• _The request_
Rewrite the listing below, replacing each "elements" with "components" and leaving everything else unchanged. Omit the pictures.

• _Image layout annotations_
--- BEGIN ---

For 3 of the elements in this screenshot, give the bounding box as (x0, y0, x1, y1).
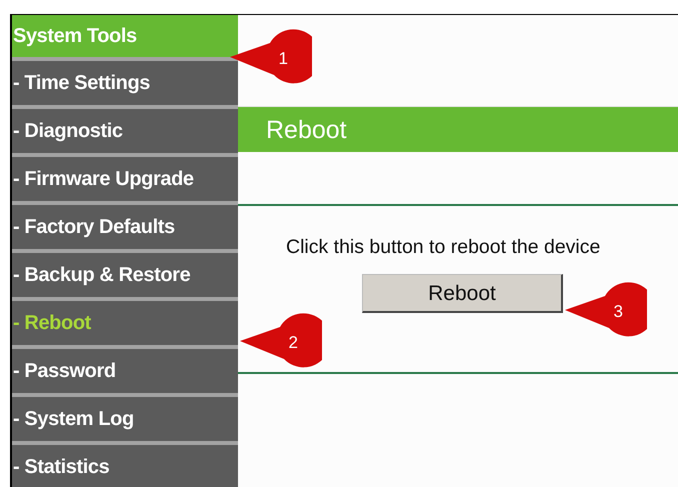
panel-title: Reboot (238, 106, 678, 152)
reboot-button[interactable]: Reboot (362, 274, 563, 314)
reboot-description: Click this button to reboot the device (285, 235, 602, 260)
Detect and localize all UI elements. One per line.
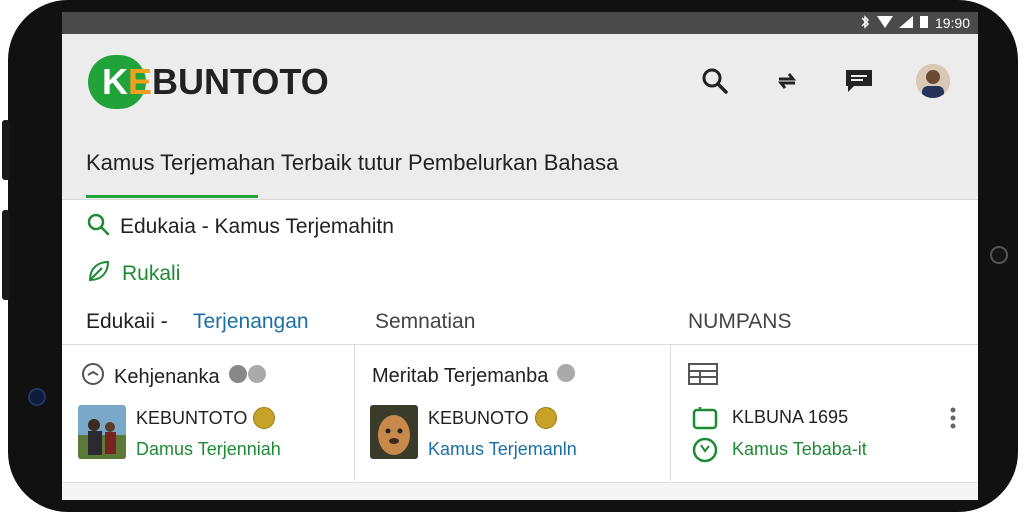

--- END ---

• _Solution_
For 3 of the components in this screenshot, give the bounding box as (x0, y0, x1, y1).
panel-title: Reboot (238, 106, 678, 152)
reboot-button[interactable]: Reboot (362, 274, 563, 314)
reboot-description: Click this button to reboot the device (285, 235, 602, 260)
Detect and localize all UI components. One per line.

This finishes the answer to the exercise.